--- Extracted entries ---

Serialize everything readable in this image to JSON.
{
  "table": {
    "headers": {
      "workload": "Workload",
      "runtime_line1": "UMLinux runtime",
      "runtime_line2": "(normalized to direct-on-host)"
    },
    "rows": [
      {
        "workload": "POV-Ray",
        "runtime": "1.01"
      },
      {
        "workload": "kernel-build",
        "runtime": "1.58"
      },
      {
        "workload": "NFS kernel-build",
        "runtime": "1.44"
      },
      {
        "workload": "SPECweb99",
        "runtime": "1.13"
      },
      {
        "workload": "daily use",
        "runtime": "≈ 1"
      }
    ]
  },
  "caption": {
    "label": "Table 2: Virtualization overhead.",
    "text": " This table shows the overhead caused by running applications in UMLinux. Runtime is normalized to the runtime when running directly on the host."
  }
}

---

▶ **What you have to do**
Work out how many lines of the data hold the string "overhead". Reply with that number alone.

▶ **Written answer**
2